**Ваши задания:**
[1] По тексту о княгине Палей и её дочерях: в каком году Ирина вышла замуж за князя Федора?
[2] Переведите на английский предложение из текста о княгине Палей и её дочерях: «После всего, что они пережили, им трудно было вернуться за школьную парту.»
[3] Согласуются ли с текстом о княгине Палей и её дочерях следующие утверждения? (a) Княгиня Палей приехала в Париж осенью 1921 года. (b) Наташа была старшей из сестёр. (c) Девочкам понравился вечер с танцами.

**Исходный текст:**
- - - -

Проводившая с дочерьми лето в Швейцарии княгиня Палей тоже решила обосноваться в Париже, хотя для нее Париж в большей степени, чем для меня, был полон грустных напоминаний. Здесь они душа в душу прожили с моим отцом двенадцать счастливейших лет жизни, здесь родились ее дети, здесь она познала радости душевной гармонии. Со смерти отца прошло больше года, и, как ни была она убита горем, пришлось заняться житейскими делами, совершенно запущенными уже ко времени ее первого приезда в Париж весною того года.
Слишком большой для нее с дочерьми булонский дом надо было продавать; к тому же набежали налоговые задолженности, и содержать его стало обременительно. С продажи дома, даже после выплаты всех издержек, мачеха надеялась выручить небольшой капитал, которого ей с детьми достанет на жизнь. Внимание, которого потребовали эти дела, вывело ее из оцепенения, и в дальнейшем она проявила деловые качества, несравнимые с нашими.
Приехав в Париж осенью 1921 года, она поначалу сняла квартиру; девочек определили в школу, учились они неохотно, да и с самого начала было ясно, что с этим убогим образованием нечего делать в жизни. После всего, что они пережили, им трудно было вернуться за школьную парту. Когда я рассталась с ними в 1918 году, они были совсем дети; теперь это были барышни, и разница особенно чувствовалась в старшей, Ирине. Она всегда была впечатлительным, ранимым ребенком, и ужасы революции, мучения и смерть отца и гибель брата оставили в ее душе неизгладимый след. Ее печаль была молчалива и сдержанна, она не выплескивала наружу свои чувства, но нельзя было не отметить, что жизнь она видит отнюдь не глазами семнадцатилетней девушки. Младшая сестра, Наташа, тоже многого нагляделась в России, но была покрепче характером и легче мирилась с неизбежным.
И все же обеих сестер настолько глубоко потрясло все случившееся с ними, что еще долгое время им было трудно обрести себя. Они замкнулись, в особенности Ирина, а за ней и сестра, внутренне ожесточились против целого мира. Они сторонились общества, избегали даже старых знакомых. Время от времени я пыталась вывести их из этого едва ли не болезненного состояния, и всегда безуспешно. Чтобы развлечь их, я однажды устроила домашний вечер с танцами, пригласила их русских сверстников. Они никак не оценили мою инициативу, вышли заплаканные, и то после серьезного выговора, который им учинила мать, и за весь вечер ни разу не улыбнулись. Я страшно досадовала на себя за то, что невольно доставила девочкам такие мучения. В свой срок они, конечно, перерастут это настроение, будут радоваться жизни, как и полагается их сверстникам, но навсегда останется озабоченность существованием и никогда из глаз не уйдет затаившаяся печаль. В 1923 Ирина вышла замуж за князя Федора, сына великого князя Александра Михайловича и великой княгини Ксении Александровны. Младшая сестра, Наташа, в 1927 году выйдет замуж за Люсьена Лелона, ведущего парижского кутюрье.

- - - -

**Исходные данные:**

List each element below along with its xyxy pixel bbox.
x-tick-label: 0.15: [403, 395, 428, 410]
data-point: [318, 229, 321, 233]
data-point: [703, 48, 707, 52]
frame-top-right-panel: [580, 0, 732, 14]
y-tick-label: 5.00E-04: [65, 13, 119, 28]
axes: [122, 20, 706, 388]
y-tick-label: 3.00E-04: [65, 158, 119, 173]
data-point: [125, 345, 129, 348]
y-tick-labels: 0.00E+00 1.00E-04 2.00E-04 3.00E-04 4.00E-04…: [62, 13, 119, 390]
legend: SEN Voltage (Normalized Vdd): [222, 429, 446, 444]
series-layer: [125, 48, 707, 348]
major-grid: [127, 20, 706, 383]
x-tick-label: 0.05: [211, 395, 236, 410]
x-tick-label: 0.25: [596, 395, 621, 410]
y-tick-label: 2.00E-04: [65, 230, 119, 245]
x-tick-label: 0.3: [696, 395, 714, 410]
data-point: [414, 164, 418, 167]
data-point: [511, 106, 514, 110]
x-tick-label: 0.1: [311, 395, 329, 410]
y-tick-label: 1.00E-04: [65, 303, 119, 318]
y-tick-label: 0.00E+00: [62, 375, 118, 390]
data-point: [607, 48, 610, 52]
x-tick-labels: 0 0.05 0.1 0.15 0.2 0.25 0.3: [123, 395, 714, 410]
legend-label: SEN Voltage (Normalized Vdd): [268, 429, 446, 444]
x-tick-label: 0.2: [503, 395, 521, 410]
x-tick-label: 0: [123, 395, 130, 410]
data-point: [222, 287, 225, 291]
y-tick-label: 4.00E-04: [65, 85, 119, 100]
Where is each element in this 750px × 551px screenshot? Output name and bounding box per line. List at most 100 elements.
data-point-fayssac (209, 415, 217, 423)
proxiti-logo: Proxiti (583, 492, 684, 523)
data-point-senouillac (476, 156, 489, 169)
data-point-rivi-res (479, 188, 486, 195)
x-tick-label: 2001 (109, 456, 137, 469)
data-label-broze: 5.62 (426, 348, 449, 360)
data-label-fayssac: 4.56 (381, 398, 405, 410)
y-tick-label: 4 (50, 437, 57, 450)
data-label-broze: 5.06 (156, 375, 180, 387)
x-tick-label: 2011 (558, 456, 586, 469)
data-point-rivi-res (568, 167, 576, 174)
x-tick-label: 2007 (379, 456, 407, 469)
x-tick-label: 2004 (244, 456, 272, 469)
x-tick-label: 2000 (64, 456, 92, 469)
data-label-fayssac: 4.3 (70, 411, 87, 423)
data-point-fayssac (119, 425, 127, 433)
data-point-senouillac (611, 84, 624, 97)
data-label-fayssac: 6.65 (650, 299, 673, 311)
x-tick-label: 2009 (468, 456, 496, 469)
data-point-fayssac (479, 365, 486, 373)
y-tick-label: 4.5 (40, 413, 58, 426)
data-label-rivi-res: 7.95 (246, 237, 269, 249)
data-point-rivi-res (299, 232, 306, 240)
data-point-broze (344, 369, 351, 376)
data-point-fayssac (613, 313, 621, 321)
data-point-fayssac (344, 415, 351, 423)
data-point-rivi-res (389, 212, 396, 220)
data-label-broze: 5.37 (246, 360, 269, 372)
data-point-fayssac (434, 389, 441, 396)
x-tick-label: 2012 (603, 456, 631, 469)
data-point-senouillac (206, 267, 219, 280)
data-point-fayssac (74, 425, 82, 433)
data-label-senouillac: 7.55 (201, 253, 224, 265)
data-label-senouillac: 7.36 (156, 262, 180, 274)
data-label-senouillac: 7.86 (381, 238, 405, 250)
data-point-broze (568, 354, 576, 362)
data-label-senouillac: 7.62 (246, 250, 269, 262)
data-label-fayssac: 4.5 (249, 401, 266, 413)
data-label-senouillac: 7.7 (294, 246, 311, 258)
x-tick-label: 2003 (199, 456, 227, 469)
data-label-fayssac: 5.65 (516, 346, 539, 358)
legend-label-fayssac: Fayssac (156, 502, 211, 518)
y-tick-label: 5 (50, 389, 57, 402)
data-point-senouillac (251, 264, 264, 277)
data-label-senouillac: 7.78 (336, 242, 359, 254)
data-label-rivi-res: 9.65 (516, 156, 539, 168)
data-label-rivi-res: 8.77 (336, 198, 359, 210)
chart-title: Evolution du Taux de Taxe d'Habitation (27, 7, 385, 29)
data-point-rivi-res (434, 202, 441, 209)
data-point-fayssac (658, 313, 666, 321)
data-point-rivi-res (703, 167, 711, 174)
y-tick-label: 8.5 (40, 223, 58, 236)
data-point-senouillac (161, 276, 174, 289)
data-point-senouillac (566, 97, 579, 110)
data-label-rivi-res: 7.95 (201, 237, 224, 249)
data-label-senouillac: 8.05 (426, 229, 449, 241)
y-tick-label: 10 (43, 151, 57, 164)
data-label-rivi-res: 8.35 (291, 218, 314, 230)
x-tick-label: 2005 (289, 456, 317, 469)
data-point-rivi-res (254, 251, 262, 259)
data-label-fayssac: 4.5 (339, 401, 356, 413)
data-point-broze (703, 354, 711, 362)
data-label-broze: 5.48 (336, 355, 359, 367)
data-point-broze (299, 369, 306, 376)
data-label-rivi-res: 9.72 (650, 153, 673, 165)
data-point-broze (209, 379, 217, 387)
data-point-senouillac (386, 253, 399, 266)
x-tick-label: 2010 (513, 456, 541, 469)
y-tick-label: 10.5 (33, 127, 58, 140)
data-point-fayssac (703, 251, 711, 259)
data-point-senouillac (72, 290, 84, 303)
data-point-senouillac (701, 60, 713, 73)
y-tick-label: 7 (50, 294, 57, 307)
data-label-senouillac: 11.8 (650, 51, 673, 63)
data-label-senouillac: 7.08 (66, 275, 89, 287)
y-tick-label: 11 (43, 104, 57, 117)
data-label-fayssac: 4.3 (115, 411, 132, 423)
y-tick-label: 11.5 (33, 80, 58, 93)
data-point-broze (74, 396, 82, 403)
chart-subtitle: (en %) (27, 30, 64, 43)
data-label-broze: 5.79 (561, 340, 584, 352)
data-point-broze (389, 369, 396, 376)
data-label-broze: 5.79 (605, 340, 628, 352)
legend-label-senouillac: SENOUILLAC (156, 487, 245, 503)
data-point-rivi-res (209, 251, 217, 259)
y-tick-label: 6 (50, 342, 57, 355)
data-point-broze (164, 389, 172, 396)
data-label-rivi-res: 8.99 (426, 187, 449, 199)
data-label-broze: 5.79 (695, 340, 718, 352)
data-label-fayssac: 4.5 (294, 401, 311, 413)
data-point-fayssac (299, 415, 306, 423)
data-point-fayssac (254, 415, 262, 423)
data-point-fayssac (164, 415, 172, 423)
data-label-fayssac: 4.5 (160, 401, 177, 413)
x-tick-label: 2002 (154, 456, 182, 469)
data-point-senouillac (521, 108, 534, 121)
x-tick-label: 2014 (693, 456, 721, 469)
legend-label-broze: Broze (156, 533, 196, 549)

- - - -

**Ответы:**
[1] В 1923 году.

[2] After everything they had been through, it was hard for them to go back to a school desk.

[3]
(a) Да: «Приехав в Париж осенью 1921 года, она поначалу сняла квартиру».
(b) Нет: «Младшая сестра, Наташа».
(c) Нет: «Они никак не оценили мою инициативу».